Extracted records:
##########

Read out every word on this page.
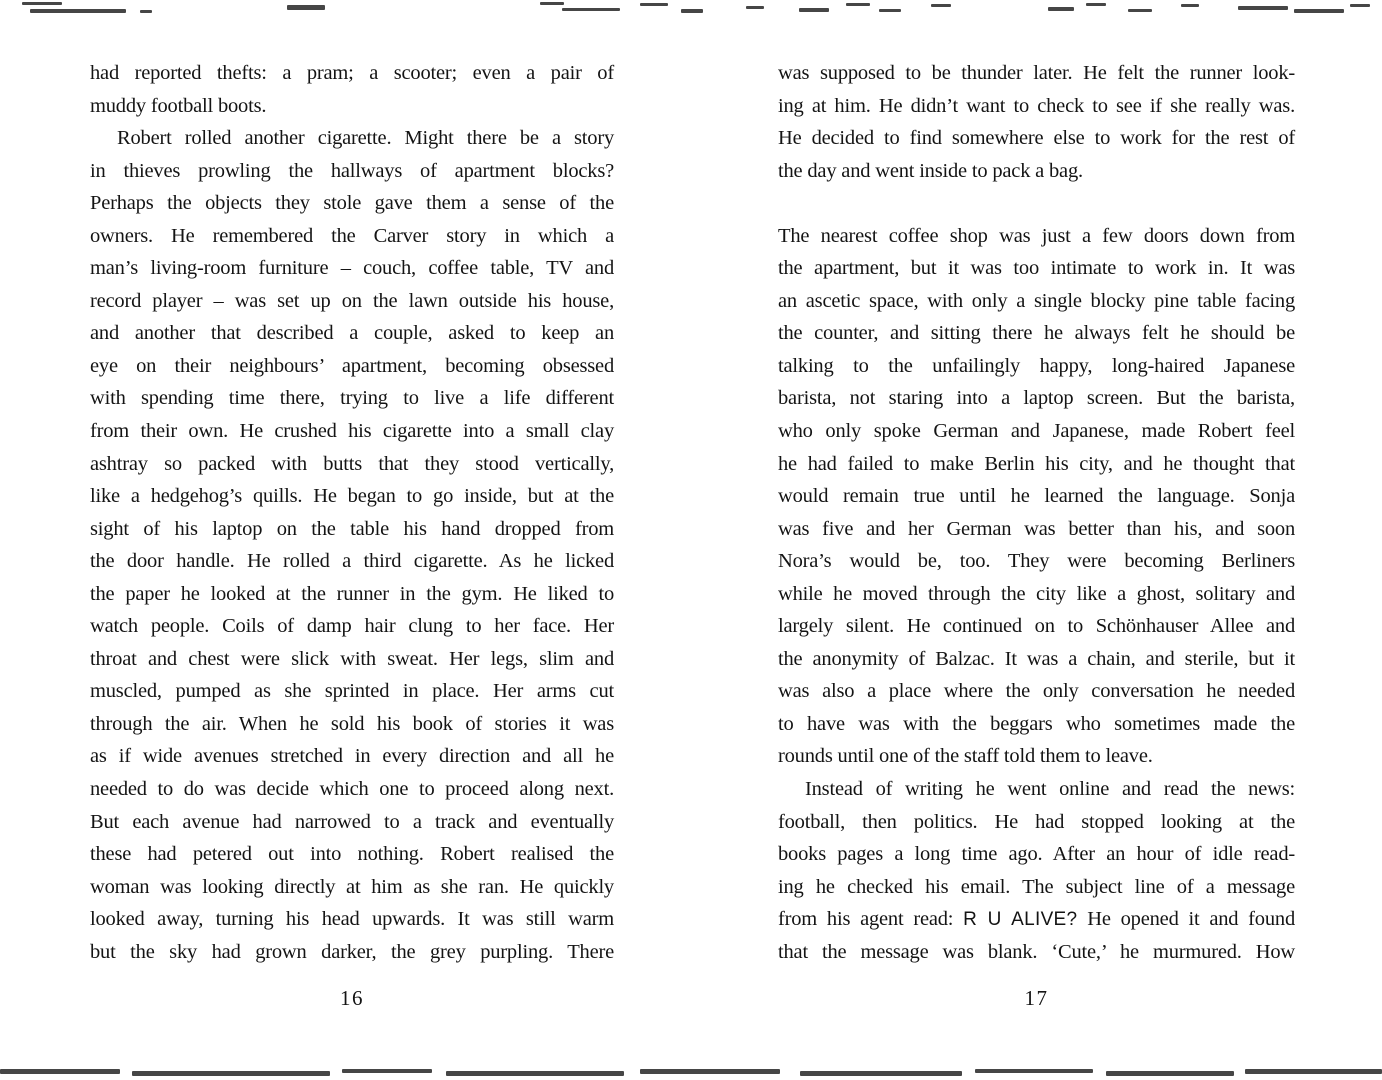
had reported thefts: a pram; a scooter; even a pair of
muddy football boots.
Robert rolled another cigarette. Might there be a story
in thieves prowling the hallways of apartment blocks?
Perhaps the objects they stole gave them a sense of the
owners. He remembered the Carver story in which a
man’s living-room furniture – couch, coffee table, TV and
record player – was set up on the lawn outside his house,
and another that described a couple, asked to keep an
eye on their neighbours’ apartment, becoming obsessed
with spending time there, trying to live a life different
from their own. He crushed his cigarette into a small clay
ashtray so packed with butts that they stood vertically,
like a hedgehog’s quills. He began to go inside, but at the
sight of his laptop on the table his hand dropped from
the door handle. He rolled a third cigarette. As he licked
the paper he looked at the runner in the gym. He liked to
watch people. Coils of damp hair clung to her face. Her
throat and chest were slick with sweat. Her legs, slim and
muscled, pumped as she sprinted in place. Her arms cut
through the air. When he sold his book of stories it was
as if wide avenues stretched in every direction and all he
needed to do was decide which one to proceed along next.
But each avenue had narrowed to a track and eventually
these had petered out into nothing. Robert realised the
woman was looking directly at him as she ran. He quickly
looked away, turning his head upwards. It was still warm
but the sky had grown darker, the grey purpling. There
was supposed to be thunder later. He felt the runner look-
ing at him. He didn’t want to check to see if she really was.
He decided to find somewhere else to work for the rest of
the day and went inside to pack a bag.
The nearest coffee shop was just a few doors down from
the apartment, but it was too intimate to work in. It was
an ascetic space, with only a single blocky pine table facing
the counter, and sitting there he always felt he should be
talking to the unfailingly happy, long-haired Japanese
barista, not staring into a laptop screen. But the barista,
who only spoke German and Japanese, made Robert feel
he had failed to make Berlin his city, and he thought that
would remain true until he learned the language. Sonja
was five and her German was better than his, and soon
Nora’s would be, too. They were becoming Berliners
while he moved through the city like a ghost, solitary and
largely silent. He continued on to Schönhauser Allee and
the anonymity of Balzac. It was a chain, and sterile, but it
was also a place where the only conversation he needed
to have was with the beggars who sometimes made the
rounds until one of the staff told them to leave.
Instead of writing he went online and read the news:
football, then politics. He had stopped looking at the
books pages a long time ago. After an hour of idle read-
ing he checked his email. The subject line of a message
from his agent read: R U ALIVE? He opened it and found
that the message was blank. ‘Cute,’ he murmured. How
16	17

##########

§ **Directions for this task**
Without including any pictures, please restate all the records exactly.

§ **The reply**
Read out every word on this page.
had reported thefts: a pram; a scooter; even a pair of
muddy football boots.
Robert rolled another cigarette. Might there be a story
in thieves prowling the hallways of apartment blocks?
Perhaps the objects they stole gave them a sense of the
owners. He remembered the Carver story in which a
man’s living-room furniture – couch, coffee table, TV and
record player – was set up on the lawn outside his house,
and another that described a couple, asked to keep an
eye on their neighbours’ apartment, becoming obsessed
with spending time there, trying to live a life different
from their own. He crushed his cigarette into a small clay
ashtray so packed with butts that they stood vertically,
like a hedgehog’s quills. He began to go inside, but at the
sight of his laptop on the table his hand dropped from
the door handle. He rolled a third cigarette. As he licked
the paper he looked at the runner in the gym. He liked to
watch people. Coils of damp hair clung to her face. Her
throat and chest were slick with sweat. Her legs, slim and
muscled, pumped as she sprinted in place. Her arms cut
through the air. When he sold his book of stories it was
as if wide avenues stretched in every direction and all he
needed to do was decide which one to proceed along next.
But each avenue had narrowed to a track and eventually
these had petered out into nothing. Robert realised the
woman was looking directly at him as she ran. He quickly
looked away, turning his head upwards. It was still warm
but the sky had grown darker, the grey purpling. There
was supposed to be thunder later. He felt the runner look-
ing at him. He didn’t want to check to see if she really was.
He decided to find somewhere else to work for the rest of
the day and went inside to pack a bag.
The nearest coffee shop was just a few doors down from
the apartment, but it was too intimate to work in. It was
an ascetic space, with only a single blocky pine table facing
the counter, and sitting there he always felt he should be
talking to the unfailingly happy, long-haired Japanese
barista, not staring into a laptop screen. But the barista,
who only spoke German and Japanese, made Robert feel
he had failed to make Berlin his city, and he thought that
would remain true until he learned the language. Sonja
was five and her German was better than his, and soon
Nora’s would be, too. They were becoming Berliners
while he moved through the city like a ghost, solitary and
largely silent. He continued on to Schönhauser Allee and
the anonymity of Balzac. It was a chain, and sterile, but it
was also a place where the only conversation he needed
to have was with the beggars who sometimes made the
rounds until one of the staff told them to leave.
Instead of writing he went online and read the news:
football, then politics. He had stopped looking at the
books pages a long time ago. After an hour of idle read-
ing he checked his email. The subject line of a message
from his agent read: R U ALIVE? He opened it and found
that the message was blank. ‘Cute,’ he murmured. How
16	17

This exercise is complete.